§ **DIRECTIONS**
Write out all of the entries exactly, please.

§ **RECORDED DATA**
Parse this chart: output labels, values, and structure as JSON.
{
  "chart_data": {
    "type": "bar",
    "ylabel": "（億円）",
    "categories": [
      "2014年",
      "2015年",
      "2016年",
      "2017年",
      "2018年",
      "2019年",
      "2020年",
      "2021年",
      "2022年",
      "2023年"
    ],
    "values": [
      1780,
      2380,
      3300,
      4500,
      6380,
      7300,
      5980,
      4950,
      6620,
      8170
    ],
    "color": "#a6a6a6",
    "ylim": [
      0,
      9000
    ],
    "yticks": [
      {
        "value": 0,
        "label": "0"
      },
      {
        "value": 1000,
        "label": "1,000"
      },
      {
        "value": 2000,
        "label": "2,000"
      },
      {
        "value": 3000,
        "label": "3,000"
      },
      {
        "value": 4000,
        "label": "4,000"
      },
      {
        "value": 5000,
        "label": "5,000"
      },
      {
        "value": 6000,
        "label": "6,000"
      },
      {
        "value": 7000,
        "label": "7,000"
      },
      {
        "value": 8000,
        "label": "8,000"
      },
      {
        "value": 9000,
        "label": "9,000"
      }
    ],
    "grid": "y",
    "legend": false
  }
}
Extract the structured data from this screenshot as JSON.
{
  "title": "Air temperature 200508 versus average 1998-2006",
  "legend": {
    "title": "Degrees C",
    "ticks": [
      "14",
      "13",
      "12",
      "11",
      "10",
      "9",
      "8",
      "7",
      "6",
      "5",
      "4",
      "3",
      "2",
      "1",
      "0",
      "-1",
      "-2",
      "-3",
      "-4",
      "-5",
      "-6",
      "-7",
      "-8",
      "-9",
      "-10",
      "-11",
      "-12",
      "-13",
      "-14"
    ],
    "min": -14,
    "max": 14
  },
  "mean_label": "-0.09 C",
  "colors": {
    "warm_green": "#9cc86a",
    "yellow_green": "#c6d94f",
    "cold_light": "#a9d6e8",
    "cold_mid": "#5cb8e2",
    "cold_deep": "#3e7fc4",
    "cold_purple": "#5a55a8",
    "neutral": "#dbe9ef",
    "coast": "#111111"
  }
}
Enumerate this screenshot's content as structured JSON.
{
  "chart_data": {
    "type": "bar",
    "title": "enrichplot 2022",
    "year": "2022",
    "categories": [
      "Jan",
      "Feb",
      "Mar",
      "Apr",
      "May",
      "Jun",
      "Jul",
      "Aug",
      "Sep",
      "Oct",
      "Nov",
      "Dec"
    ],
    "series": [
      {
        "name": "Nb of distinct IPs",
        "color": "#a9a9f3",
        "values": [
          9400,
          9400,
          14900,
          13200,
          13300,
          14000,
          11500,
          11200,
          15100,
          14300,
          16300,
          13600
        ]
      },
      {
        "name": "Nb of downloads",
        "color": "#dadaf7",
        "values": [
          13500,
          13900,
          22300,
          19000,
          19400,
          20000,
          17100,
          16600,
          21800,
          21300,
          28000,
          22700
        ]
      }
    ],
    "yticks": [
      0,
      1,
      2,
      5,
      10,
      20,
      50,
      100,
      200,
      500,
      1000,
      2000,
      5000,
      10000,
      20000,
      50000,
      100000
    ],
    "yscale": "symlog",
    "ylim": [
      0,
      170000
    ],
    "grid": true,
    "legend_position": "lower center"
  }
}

§ **ANSWER BELOW**
Parse this chart: output labels, values, and structure as JSON.
{
  "chart_data": {
    "type": "bar",
    "ylabel": "（億円）",
    "categories": [
      "2014年",
      "2015年",
      "2016年",
      "2017年",
      "2018年",
      "2019年",
      "2020年",
      "2021年",
      "2022年",
      "2023年"
    ],
    "values": [
      1780,
      2380,
      3300,
      4500,
      6380,
      7300,
      5980,
      4950,
      6620,
      8170
    ],
    "color": "#a6a6a6",
    "ylim": [
      0,
      9000
    ],
    "yticks": [
      {
        "value": 0,
        "label": "0"
      },
      {
        "value": 1000,
        "label": "1,000"
      },
      {
        "value": 2000,
        "label": "2,000"
      },
      {
        "value": 3000,
        "label": "3,000"
      },
      {
        "value": 4000,
        "label": "4,000"
      },
      {
        "value": 5000,
        "label": "5,000"
      },
      {
        "value": 6000,
        "label": "6,000"
      },
      {
        "value": 7000,
        "label": "7,000"
      },
      {
        "value": 8000,
        "label": "8,000"
      },
      {
        "value": 9000,
        "label": "9,000"
      }
    ],
    "grid": "y",
    "legend": false
  }
}
Extract the structured data from this screenshot as JSON.
{
  "title": "Air temperature 200508 versus average 1998-2006",
  "legend": {
    "title": "Degrees C",
    "ticks": [
      "14",
      "13",
      "12",
      "11",
      "10",
      "9",
      "8",
      "7",
      "6",
      "5",
      "4",
      "3",
      "2",
      "1",
      "0",
      "-1",
      "-2",
      "-3",
      "-4",
      "-5",
      "-6",
      "-7",
      "-8",
      "-9",
      "-10",
      "-11",
      "-12",
      "-13",
      "-14"
    ],
    "min": -14,
    "max": 14
  },
  "mean_label": "-0.09 C",
  "colors": {
    "warm_green": "#9cc86a",
    "yellow_green": "#c6d94f",
    "cold_light": "#a9d6e8",
    "cold_mid": "#5cb8e2",
    "cold_deep": "#3e7fc4",
    "cold_purple": "#5a55a8",
    "neutral": "#dbe9ef",
    "coast": "#111111"
  }
}
Enumerate this screenshot's content as structured JSON.
{
  "chart_data": {
    "type": "bar",
    "title": "enrichplot 2022",
    "year": "2022",
    "categories": [
      "Jan",
      "Feb",
      "Mar",
      "Apr",
      "May",
      "Jun",
      "Jul",
      "Aug",
      "Sep",
      "Oct",
      "Nov",
      "Dec"
    ],
    "series": [
      {
        "name": "Nb of distinct IPs",
        "color": "#a9a9f3",
        "values": [
          9400,
          9400,
          14900,
          13200,
          13300,
          14000,
          11500,
          11200,
          15100,
          14300,
          16300,
          13600
        ]
      },
      {
        "name": "Nb of downloads",
        "color": "#dadaf7",
        "values": [
          13500,
          13900,
          22300,
          19000,
          19400,
          20000,
          17100,
          16600,
          21800,
          21300,
          28000,
          22700
        ]
      }
    ],
    "yticks": [
      0,
      1,
      2,
      5,
      10,
      20,
      50,
      100,
      200,
      500,
      1000,
      2000,
      5000,
      10000,
      20000,
      50000,
      100000
    ],
    "yscale": "symlog",
    "ylim": [
      0,
      170000
    ],
    "grid": true,
    "legend_position": "lower center"
  }
}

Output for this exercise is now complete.